:: GIVEN REQUEST ::
Repeat each line exactly, leaving nothing out.
══ RECORDS SHOWN ══
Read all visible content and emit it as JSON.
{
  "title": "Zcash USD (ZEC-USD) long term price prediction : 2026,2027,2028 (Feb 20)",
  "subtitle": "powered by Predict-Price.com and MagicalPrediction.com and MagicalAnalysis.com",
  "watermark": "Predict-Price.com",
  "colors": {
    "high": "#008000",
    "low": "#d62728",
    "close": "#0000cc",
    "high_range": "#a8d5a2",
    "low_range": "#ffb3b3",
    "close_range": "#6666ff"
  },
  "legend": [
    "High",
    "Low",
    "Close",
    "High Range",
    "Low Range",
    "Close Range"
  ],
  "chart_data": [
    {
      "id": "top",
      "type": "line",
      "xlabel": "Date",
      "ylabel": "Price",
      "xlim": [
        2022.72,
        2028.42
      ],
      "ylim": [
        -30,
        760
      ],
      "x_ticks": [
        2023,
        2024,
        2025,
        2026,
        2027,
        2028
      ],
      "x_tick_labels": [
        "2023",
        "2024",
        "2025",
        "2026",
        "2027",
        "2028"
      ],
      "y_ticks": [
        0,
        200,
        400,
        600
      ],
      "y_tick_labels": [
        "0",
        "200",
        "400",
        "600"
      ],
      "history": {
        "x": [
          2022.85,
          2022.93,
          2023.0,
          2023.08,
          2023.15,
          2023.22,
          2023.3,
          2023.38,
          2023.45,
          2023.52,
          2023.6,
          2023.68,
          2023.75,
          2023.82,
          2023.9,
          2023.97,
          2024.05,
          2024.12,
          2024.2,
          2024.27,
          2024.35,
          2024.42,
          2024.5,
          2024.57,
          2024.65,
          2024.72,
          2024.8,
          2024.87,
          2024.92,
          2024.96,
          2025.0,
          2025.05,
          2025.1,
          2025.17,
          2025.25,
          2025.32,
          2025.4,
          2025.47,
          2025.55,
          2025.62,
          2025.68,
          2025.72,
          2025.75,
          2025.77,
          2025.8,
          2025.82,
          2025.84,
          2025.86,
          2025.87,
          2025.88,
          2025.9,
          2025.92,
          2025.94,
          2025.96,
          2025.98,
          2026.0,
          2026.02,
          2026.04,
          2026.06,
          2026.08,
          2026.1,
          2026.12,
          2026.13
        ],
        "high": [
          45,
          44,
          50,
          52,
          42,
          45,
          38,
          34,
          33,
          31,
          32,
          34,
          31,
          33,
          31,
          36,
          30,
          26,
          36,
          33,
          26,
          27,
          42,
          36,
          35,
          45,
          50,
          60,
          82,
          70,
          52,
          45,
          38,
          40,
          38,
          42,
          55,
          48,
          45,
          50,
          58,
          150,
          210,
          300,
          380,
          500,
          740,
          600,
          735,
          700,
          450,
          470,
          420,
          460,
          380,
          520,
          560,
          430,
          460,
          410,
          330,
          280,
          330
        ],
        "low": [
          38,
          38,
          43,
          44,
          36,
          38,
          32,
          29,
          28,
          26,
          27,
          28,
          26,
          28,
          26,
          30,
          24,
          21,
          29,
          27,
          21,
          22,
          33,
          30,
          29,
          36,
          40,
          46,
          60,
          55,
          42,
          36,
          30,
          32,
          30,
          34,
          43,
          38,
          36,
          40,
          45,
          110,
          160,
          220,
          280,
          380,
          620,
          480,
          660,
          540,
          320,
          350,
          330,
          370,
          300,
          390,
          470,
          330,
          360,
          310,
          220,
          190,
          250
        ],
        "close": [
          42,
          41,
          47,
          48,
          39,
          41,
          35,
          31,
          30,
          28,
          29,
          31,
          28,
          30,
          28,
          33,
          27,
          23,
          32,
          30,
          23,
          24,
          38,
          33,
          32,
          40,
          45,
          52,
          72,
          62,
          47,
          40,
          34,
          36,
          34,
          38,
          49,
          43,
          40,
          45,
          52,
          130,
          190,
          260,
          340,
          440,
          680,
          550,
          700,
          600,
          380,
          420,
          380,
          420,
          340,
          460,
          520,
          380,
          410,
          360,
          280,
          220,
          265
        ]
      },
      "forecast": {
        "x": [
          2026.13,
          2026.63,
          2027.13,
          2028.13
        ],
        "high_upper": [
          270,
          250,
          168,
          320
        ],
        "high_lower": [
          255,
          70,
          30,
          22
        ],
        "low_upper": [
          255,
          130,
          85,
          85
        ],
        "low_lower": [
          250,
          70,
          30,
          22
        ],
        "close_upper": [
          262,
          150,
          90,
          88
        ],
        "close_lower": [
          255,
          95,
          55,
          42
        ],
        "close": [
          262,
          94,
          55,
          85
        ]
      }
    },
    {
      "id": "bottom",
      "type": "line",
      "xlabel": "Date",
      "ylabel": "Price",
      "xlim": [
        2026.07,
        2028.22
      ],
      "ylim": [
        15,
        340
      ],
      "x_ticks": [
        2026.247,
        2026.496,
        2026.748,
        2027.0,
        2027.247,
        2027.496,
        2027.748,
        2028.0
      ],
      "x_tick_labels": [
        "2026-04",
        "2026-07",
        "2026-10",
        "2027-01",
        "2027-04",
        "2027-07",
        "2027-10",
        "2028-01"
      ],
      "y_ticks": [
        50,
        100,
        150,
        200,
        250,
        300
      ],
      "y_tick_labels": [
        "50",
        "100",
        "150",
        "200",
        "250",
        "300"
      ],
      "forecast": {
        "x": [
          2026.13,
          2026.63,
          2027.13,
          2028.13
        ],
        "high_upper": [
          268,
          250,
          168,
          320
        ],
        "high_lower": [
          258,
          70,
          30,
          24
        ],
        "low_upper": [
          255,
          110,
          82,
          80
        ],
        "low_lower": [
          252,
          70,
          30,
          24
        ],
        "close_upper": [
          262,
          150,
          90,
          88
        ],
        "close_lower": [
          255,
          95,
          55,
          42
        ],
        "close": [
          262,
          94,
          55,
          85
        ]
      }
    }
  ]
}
═══
:: EXERCISE RESULT ::
Read all visible content and emit it as JSON.
{
  "title": "Zcash USD (ZEC-USD) long term price prediction : 2026,2027,2028 (Feb 20)",
  "subtitle": "powered by Predict-Price.com and MagicalPrediction.com and MagicalAnalysis.com",
  "watermark": "Predict-Price.com",
  "colors": {
    "high": "#008000",
    "low": "#d62728",
    "close": "#0000cc",
    "high_range": "#a8d5a2",
    "low_range": "#ffb3b3",
    "close_range": "#6666ff"
  },
  "legend": [
    "High",
    "Low",
    "Close",
    "High Range",
    "Low Range",
    "Close Range"
  ],
  "chart_data": [
    {
      "id": "top",
      "type": "line",
      "xlabel": "Date",
      "ylabel": "Price",
      "xlim": [
        2022.72,
        2028.42
      ],
      "ylim": [
        -30,
        760
      ],
      "x_ticks": [
        2023,
        2024,
        2025,
        2026,
        2027,
        2028
      ],
      "x_tick_labels": [
        "2023",
        "2024",
        "2025",
        "2026",
        "2027",
        "2028"
      ],
      "y_ticks": [
        0,
        200,
        400,
        600
      ],
      "y_tick_labels": [
        "0",
        "200",
        "400",
        "600"
      ],
      "history": {
        "x": [
          2022.85,
          2022.93,
          2023.0,
          2023.08,
          2023.15,
          2023.22,
          2023.3,
          2023.38,
          2023.45,
          2023.52,
          2023.6,
          2023.68,
          2023.75,
          2023.82,
          2023.9,
          2023.97,
          2024.05,
          2024.12,
          2024.2,
          2024.27,
          2024.35,
          2024.42,
          2024.5,
          2024.57,
          2024.65,
          2024.72,
          2024.8,
          2024.87,
          2024.92,
          2024.96,
          2025.0,
          2025.05,
          2025.1,
          2025.17,
          2025.25,
          2025.32,
          2025.4,
          2025.47,
          2025.55,
          2025.62,
          2025.68,
          2025.72,
          2025.75,
          2025.77,
          2025.8,
          2025.82,
          2025.84,
          2025.86,
          2025.87,
          2025.88,
          2025.9,
          2025.92,
          2025.94,
          2025.96,
          2025.98,
          2026.0,
          2026.02,
          2026.04,
          2026.06,
          2026.08,
          2026.1,
          2026.12,
          2026.13
        ],
        "high": [
          45,
          44,
          50,
          52,
          42,
          45,
          38,
          34,
          33,
          31,
          32,
          34,
          31,
          33,
          31,
          36,
          30,
          26,
          36,
          33,
          26,
          27,
          42,
          36,
          35,
          45,
          50,
          60,
          82,
          70,
          52,
          45,
          38,
          40,
          38,
          42,
          55,
          48,
          45,
          50,
          58,
          150,
          210,
          300,
          380,
          500,
          740,
          600,
          735,
          700,
          450,
          470,
          420,
          460,
          380,
          520,
          560,
          430,
          460,
          410,
          330,
          280,
          330
        ],
        "low": [
          38,
          38,
          43,
          44,
          36,
          38,
          32,
          29,
          28,
          26,
          27,
          28,
          26,
          28,
          26,
          30,
          24,
          21,
          29,
          27,
          21,
          22,
          33,
          30,
          29,
          36,
          40,
          46,
          60,
          55,
          42,
          36,
          30,
          32,
          30,
          34,
          43,
          38,
          36,
          40,
          45,
          110,
          160,
          220,
          280,
          380,
          620,
          480,
          660,
          540,
          320,
          350,
          330,
          370,
          300,
          390,
          470,
          330,
          360,
          310,
          220,
          190,
          250
        ],
        "close": [
          42,
          41,
          47,
          48,
          39,
          41,
          35,
          31,
          30,
          28,
          29,
          31,
          28,
          30,
          28,
          33,
          27,
          23,
          32,
          30,
          23,
          24,
          38,
          33,
          32,
          40,
          45,
          52,
          72,
          62,
          47,
          40,
          34,
          36,
          34,
          38,
          49,
          43,
          40,
          45,
          52,
          130,
          190,
          260,
          340,
          440,
          680,
          550,
          700,
          600,
          380,
          420,
          380,
          420,
          340,
          460,
          520,
          380,
          410,
          360,
          280,
          220,
          265
        ]
      },
      "forecast": {
        "x": [
          2026.13,
          2026.63,
          2027.13,
          2028.13
        ],
        "high_upper": [
          270,
          250,
          168,
          320
        ],
        "high_lower": [
          255,
          70,
          30,
          22
        ],
        "low_upper": [
          255,
          130,
          85,
          85
        ],
        "low_lower": [
          250,
          70,
          30,
          22
        ],
        "close_upper": [
          262,
          150,
          90,
          88
        ],
        "close_lower": [
          255,
          95,
          55,
          42
        ],
        "close": [
          262,
          94,
          55,
          85
        ]
      }
    },
    {
      "id": "bottom",
      "type": "line",
      "xlabel": "Date",
      "ylabel": "Price",
      "xlim": [
        2026.07,
        2028.22
      ],
      "ylim": [
        15,
        340
      ],
      "x_ticks": [
        2026.247,
        2026.496,
        2026.748,
        2027.0,
        2027.247,
        2027.496,
        2027.748,
        2028.0
      ],
      "x_tick_labels": [
        "2026-04",
        "2026-07",
        "2026-10",
        "2027-01",
        "2027-04",
        "2027-07",
        "2027-10",
        "2028-01"
      ],
      "y_ticks": [
        50,
        100,
        150,
        200,
        250,
        300
      ],
      "y_tick_labels": [
        "50",
        "100",
        "150",
        "200",
        "250",
        "300"
      ],
      "forecast": {
        "x": [
          2026.13,
          2026.63,
          2027.13,
          2028.13
        ],
        "high_upper": [
          268,
          250,
          168,
          320
        ],
        "high_lower": [
          258,
          70,
          30,
          24
        ],
        "low_upper": [
          255,
          110,
          82,
          80
        ],
        "low_lower": [
          252,
          70,
          30,
          24
        ],
        "close_upper": [
          262,
          150,
          90,
          88
        ],
        "close_lower": [
          255,
          95,
          55,
          42
        ],
        "close": [
          262,
          94,
          55,
          85
        ]
      }
    }
  ]
}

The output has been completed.